» Information supplied:
--------

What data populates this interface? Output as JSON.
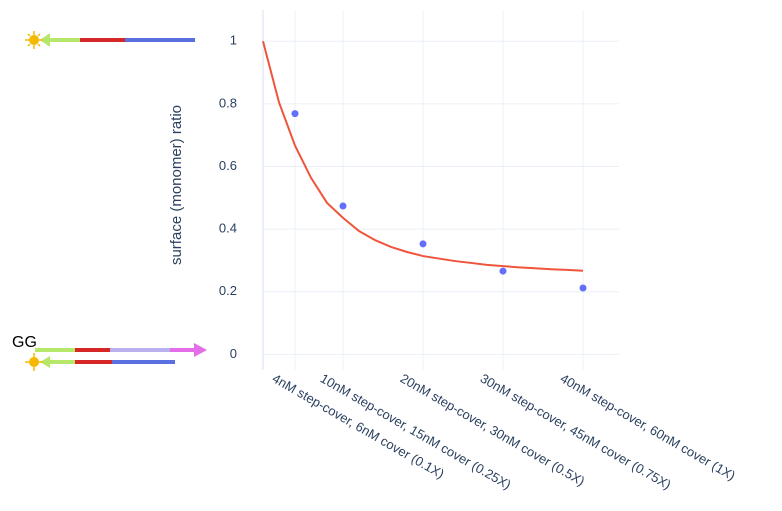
{
  "chart_data": {
    "type": "scatter",
    "annotation": "GG",
    "y_label": "surface (monomer) ratio",
    "xlim": [
      0,
      44.5
    ],
    "ylim": [
      -0.05,
      1.1
    ],
    "xticks": [
      {
        "value": 4,
        "label": "4nM step-cover, 6nM cover (0.1X)"
      },
      {
        "value": 10,
        "label": "10nM step-cover, 15nM cover (0.25X)"
      },
      {
        "value": 20,
        "label": "20nM step-cover, 30nM cover (0.5X)"
      },
      {
        "value": 30,
        "label": "30nM step-cover, 45nM cover (0.75X)"
      },
      {
        "value": 40,
        "label": "40nM step-cover, 60nM cover (1X)"
      }
    ],
    "yticks": [
      0,
      0.2,
      0.4,
      0.6,
      0.8,
      1
    ],
    "grid": true,
    "series": [
      {
        "mode": "markers",
        "color": "#636efa",
        "x": [
          4,
          10,
          20,
          30,
          40
        ],
        "values": [
          0.769,
          0.474,
          0.353,
          0.266,
          0.212
        ]
      },
      {
        "mode": "lines",
        "color": "#ef553b",
        "x": [
          0,
          2,
          4,
          6,
          8,
          10,
          12,
          14,
          16,
          18,
          20,
          22,
          24,
          26,
          28,
          30,
          32,
          34,
          36,
          38,
          40
        ],
        "values": [
          1,
          0.805,
          0.667,
          0.564,
          0.484,
          0.436,
          0.394,
          0.365,
          0.343,
          0.327,
          0.314,
          0.306,
          0.298,
          0.292,
          0.286,
          0.282,
          0.278,
          0.275,
          0.272,
          0.27,
          0.267
        ]
      }
    ]
  }
}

--------

» Directive: Without the pictures, retype the whole of the material above exactly.

» The result:
What data populates this interface? Output as JSON.
{
  "chart_data": {
    "type": "scatter",
    "annotation": "GG",
    "y_label": "surface (monomer) ratio",
    "xlim": [
      0,
      44.5
    ],
    "ylim": [
      -0.05,
      1.1
    ],
    "xticks": [
      {
        "value": 4,
        "label": "4nM step-cover, 6nM cover (0.1X)"
      },
      {
        "value": 10,
        "label": "10nM step-cover, 15nM cover (0.25X)"
      },
      {
        "value": 20,
        "label": "20nM step-cover, 30nM cover (0.5X)"
      },
      {
        "value": 30,
        "label": "30nM step-cover, 45nM cover (0.75X)"
      },
      {
        "value": 40,
        "label": "40nM step-cover, 60nM cover (1X)"
      }
    ],
    "yticks": [
      0,
      0.2,
      0.4,
      0.6,
      0.8,
      1
    ],
    "grid": true,
    "series": [
      {
        "mode": "markers",
        "color": "#636efa",
        "x": [
          4,
          10,
          20,
          30,
          40
        ],
        "values": [
          0.769,
          0.474,
          0.353,
          0.266,
          0.212
        ]
      },
      {
        "mode": "lines",
        "color": "#ef553b",
        "x": [
          0,
          2,
          4,
          6,
          8,
          10,
          12,
          14,
          16,
          18,
          20,
          22,
          24,
          26,
          28,
          30,
          32,
          34,
          36,
          38,
          40
        ],
        "values": [
          1,
          0.805,
          0.667,
          0.564,
          0.484,
          0.436,
          0.394,
          0.365,
          0.343,
          0.327,
          0.314,
          0.306,
          0.298,
          0.292,
          0.286,
          0.282,
          0.278,
          0.275,
          0.272,
          0.27,
          0.267
        ]
      }
    ]
  }
}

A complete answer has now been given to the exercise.